### Stated goal
Gather the lines from the material that contain "Administrator".

### Data section

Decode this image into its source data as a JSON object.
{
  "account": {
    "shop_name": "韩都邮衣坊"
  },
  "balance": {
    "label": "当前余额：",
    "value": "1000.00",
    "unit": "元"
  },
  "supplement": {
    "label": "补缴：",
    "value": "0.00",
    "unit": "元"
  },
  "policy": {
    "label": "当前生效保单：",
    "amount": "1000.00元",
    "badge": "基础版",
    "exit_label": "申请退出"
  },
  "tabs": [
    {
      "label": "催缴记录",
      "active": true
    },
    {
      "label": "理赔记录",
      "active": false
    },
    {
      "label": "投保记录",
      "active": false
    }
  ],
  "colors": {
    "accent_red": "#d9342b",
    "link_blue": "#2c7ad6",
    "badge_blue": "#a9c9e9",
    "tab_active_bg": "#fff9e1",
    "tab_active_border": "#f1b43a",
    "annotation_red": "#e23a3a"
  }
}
...
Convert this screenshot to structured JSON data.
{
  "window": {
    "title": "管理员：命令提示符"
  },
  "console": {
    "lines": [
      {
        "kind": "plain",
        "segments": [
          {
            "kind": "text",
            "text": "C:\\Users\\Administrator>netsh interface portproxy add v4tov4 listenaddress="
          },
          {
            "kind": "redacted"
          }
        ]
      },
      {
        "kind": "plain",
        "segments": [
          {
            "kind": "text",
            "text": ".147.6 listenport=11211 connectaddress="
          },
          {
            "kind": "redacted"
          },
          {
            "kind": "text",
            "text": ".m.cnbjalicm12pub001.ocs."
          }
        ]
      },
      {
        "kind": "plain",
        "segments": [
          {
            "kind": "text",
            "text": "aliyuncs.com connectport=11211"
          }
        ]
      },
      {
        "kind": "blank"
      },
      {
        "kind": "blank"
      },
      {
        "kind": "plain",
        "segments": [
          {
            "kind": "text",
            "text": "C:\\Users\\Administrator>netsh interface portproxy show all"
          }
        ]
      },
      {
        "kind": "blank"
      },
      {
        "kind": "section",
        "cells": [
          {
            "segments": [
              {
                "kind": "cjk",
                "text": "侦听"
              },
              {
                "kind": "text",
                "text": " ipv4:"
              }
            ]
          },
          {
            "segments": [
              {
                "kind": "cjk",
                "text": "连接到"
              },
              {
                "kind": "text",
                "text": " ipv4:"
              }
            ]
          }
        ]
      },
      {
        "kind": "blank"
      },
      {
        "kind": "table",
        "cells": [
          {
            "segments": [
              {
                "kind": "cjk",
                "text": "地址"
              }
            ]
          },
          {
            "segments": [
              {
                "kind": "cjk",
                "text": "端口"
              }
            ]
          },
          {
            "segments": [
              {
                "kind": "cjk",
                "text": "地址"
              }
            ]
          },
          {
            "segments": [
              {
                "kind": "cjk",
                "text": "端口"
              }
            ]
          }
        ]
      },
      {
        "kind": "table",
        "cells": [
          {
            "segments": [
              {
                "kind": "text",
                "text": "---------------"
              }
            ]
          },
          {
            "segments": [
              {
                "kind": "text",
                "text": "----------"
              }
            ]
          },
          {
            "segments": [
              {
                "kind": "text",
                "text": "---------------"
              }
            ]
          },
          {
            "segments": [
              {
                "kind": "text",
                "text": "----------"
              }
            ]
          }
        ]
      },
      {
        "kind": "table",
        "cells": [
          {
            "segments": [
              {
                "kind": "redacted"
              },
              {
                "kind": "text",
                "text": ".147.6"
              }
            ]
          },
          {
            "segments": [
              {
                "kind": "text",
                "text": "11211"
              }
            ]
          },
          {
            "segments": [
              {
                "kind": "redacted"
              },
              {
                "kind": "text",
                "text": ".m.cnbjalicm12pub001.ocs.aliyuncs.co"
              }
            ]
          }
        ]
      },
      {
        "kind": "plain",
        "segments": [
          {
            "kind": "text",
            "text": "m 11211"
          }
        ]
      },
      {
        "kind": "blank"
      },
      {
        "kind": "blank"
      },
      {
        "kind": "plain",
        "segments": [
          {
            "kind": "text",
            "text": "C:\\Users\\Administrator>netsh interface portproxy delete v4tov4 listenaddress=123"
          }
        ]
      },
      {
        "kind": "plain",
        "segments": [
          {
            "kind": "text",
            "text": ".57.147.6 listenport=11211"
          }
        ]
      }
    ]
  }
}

### The completed task
            "text": "C:\\Users\\Administrator>netsh interface portproxy add v4tov4 listenaddress="
            "text": "C:\\Users\\Administrator>netsh interface portproxy show all"
            "text": "C:\\Users\\Administrator>netsh interface portproxy delete v4tov4 listenaddress=123"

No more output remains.